--- Records shown ---
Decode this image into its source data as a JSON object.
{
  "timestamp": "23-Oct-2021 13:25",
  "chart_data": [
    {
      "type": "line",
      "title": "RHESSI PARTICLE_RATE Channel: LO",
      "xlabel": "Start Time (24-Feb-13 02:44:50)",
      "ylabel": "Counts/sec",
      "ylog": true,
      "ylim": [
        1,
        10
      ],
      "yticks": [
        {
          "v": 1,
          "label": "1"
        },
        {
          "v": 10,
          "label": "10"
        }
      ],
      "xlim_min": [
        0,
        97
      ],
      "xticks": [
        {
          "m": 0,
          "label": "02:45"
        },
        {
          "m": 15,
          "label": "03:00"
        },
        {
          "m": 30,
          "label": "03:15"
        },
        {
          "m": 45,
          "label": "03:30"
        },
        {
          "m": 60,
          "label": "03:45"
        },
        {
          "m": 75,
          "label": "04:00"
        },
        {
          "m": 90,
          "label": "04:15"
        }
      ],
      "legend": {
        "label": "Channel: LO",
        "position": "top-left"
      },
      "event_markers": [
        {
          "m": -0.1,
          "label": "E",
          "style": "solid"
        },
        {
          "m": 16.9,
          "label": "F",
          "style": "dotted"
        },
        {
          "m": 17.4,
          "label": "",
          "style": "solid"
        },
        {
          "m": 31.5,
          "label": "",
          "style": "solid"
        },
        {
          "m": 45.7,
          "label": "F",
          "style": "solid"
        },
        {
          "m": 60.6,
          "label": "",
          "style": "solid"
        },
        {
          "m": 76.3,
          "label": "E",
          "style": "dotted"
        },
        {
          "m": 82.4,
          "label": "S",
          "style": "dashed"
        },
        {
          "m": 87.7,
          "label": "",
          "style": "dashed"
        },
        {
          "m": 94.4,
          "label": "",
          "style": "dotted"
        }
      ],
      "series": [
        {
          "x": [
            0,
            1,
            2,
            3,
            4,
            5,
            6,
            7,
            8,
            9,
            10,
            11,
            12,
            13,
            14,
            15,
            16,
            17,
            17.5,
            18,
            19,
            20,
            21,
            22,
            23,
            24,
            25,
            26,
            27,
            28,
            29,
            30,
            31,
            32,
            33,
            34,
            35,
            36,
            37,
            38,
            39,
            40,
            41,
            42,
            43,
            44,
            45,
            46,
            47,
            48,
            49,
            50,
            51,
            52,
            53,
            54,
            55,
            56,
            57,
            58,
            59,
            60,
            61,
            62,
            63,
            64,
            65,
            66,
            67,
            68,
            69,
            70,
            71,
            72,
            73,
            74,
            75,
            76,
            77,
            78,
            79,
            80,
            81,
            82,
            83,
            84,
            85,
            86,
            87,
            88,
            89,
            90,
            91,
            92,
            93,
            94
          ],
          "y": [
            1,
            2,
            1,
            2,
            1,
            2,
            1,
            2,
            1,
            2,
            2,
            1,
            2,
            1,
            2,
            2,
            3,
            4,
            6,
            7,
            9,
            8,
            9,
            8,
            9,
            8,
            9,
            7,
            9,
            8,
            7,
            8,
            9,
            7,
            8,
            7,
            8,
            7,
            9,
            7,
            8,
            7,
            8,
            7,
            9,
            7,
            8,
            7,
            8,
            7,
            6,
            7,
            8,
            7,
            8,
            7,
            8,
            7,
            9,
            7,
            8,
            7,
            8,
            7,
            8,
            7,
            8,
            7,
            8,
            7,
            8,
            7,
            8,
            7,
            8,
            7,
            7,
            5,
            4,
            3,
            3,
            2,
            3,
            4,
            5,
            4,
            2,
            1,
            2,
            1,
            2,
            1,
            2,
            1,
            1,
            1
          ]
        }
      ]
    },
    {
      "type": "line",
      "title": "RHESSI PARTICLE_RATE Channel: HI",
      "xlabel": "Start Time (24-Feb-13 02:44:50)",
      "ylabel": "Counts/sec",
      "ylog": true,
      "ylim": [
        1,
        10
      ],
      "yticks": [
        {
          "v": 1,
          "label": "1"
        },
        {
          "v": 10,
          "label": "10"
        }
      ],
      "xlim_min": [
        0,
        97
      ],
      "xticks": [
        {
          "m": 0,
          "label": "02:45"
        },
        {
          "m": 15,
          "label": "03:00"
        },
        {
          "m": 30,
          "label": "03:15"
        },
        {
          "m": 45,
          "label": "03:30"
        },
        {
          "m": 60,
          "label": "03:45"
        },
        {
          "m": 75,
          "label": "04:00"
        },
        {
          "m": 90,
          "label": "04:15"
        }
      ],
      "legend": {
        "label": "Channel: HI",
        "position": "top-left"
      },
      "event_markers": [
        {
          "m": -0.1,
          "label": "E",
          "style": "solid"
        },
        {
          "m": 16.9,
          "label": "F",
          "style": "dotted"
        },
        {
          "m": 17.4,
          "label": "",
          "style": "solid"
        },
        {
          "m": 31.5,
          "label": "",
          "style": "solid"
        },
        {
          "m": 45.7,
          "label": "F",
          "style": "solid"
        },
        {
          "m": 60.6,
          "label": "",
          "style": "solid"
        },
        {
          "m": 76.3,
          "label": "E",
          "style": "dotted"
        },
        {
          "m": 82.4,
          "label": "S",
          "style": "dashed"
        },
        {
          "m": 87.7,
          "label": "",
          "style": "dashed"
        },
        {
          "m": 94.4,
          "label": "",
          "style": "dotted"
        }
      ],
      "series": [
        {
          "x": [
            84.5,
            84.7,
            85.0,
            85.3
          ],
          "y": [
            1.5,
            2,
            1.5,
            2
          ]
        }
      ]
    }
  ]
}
---
Problem requirements -> Please restate the data word for word, every record included.

Solution ->
Decode this image into its source data as a JSON object.
{
  "timestamp": "23-Oct-2021 13:25",
  "chart_data": [
    {
      "type": "line",
      "title": "RHESSI PARTICLE_RATE Channel: LO",
      "xlabel": "Start Time (24-Feb-13 02:44:50)",
      "ylabel": "Counts/sec",
      "ylog": true,
      "ylim": [
        1,
        10
      ],
      "yticks": [
        {
          "v": 1,
          "label": "1"
        },
        {
          "v": 10,
          "label": "10"
        }
      ],
      "xlim_min": [
        0,
        97
      ],
      "xticks": [
        {
          "m": 0,
          "label": "02:45"
        },
        {
          "m": 15,
          "label": "03:00"
        },
        {
          "m": 30,
          "label": "03:15"
        },
        {
          "m": 45,
          "label": "03:30"
        },
        {
          "m": 60,
          "label": "03:45"
        },
        {
          "m": 75,
          "label": "04:00"
        },
        {
          "m": 90,
          "label": "04:15"
        }
      ],
      "legend": {
        "label": "Channel: LO",
        "position": "top-left"
      },
      "event_markers": [
        {
          "m": -0.1,
          "label": "E",
          "style": "solid"
        },
        {
          "m": 16.9,
          "label": "F",
          "style": "dotted"
        },
        {
          "m": 17.4,
          "label": "",
          "style": "solid"
        },
        {
          "m": 31.5,
          "label": "",
          "style": "solid"
        },
        {
          "m": 45.7,
          "label": "F",
          "style": "solid"
        },
        {
          "m": 60.6,
          "label": "",
          "style": "solid"
        },
        {
          "m": 76.3,
          "label": "E",
          "style": "dotted"
        },
        {
          "m": 82.4,
          "label": "S",
          "style": "dashed"
        },
        {
          "m": 87.7,
          "label": "",
          "style": "dashed"
        },
        {
          "m": 94.4,
          "label": "",
          "style": "dotted"
        }
      ],
      "series": [
        {
          "x": [
            0,
            1,
            2,
            3,
            4,
            5,
            6,
            7,
            8,
            9,
            10,
            11,
            12,
            13,
            14,
            15,
            16,
            17,
            17.5,
            18,
            19,
            20,
            21,
            22,
            23,
            24,
            25,
            26,
            27,
            28,
            29,
            30,
            31,
            32,
            33,
            34,
            35,
            36,
            37,
            38,
            39,
            40,
            41,
            42,
            43,
            44,
            45,
            46,
            47,
            48,
            49,
            50,
            51,
            52,
            53,
            54,
            55,
            56,
            57,
            58,
            59,
            60,
            61,
            62,
            63,
            64,
            65,
            66,
            67,
            68,
            69,
            70,
            71,
            72,
            73,
            74,
            75,
            76,
            77,
            78,
            79,
            80,
            81,
            82,
            83,
            84,
            85,
            86,
            87,
            88,
            89,
            90,
            91,
            92,
            93,
            94
          ],
          "y": [
            1,
            2,
            1,
            2,
            1,
            2,
            1,
            2,
            1,
            2,
            2,
            1,
            2,
            1,
            2,
            2,
            3,
            4,
            6,
            7,
            9,
            8,
            9,
            8,
            9,
            8,
            9,
            7,
            9,
            8,
            7,
            8,
            9,
            7,
            8,
            7,
            8,
            7,
            9,
            7,
            8,
            7,
            8,
            7,
            9,
            7,
            8,
            7,
            8,
            7,
            6,
            7,
            8,
            7,
            8,
            7,
            8,
            7,
            9,
            7,
            8,
            7,
            8,
            7,
            8,
            7,
            8,
            7,
            8,
            7,
            8,
            7,
            8,
            7,
            8,
            7,
            7,
            5,
            4,
            3,
            3,
            2,
            3,
            4,
            5,
            4,
            2,
            1,
            2,
            1,
            2,
            1,
            2,
            1,
            1,
            1
          ]
        }
      ]
    },
    {
      "type": "line",
      "title": "RHESSI PARTICLE_RATE Channel: HI",
      "xlabel": "Start Time (24-Feb-13 02:44:50)",
      "ylabel": "Counts/sec",
      "ylog": true,
      "ylim": [
        1,
        10
      ],
      "yticks": [
        {
          "v": 1,
          "label": "1"
        },
        {
          "v": 10,
          "label": "10"
        }
      ],
      "xlim_min": [
        0,
        97
      ],
      "xticks": [
        {
          "m": 0,
          "label": "02:45"
        },
        {
          "m": 15,
          "label": "03:00"
        },
        {
          "m": 30,
          "label": "03:15"
        },
        {
          "m": 45,
          "label": "03:30"
        },
        {
          "m": 60,
          "label": "03:45"
        },
        {
          "m": 75,
          "label": "04:00"
        },
        {
          "m": 90,
          "label": "04:15"
        }
      ],
      "legend": {
        "label": "Channel: HI",
        "position": "top-left"
      },
      "event_markers": [
        {
          "m": -0.1,
          "label": "E",
          "style": "solid"
        },
        {
          "m": 16.9,
          "label": "F",
          "style": "dotted"
        },
        {
          "m": 17.4,
          "label": "",
          "style": "solid"
        },
        {
          "m": 31.5,
          "label": "",
          "style": "solid"
        },
        {
          "m": 45.7,
          "label": "F",
          "style": "solid"
        },
        {
          "m": 60.6,
          "label": "",
          "style": "solid"
        },
        {
          "m": 76.3,
          "label": "E",
          "style": "dotted"
        },
        {
          "m": 82.4,
          "label": "S",
          "style": "dashed"
        },
        {
          "m": 87.7,
          "label": "",
          "style": "dashed"
        },
        {
          "m": 94.4,
          "label": "",
          "style": "dotted"
        }
      ],
      "series": [
        {
          "x": [
            84.5,
            84.7,
            85.0,
            85.3
          ],
          "y": [
            1.5,
            2,
            1.5,
            2
          ]
        }
      ]
    }
  ]
}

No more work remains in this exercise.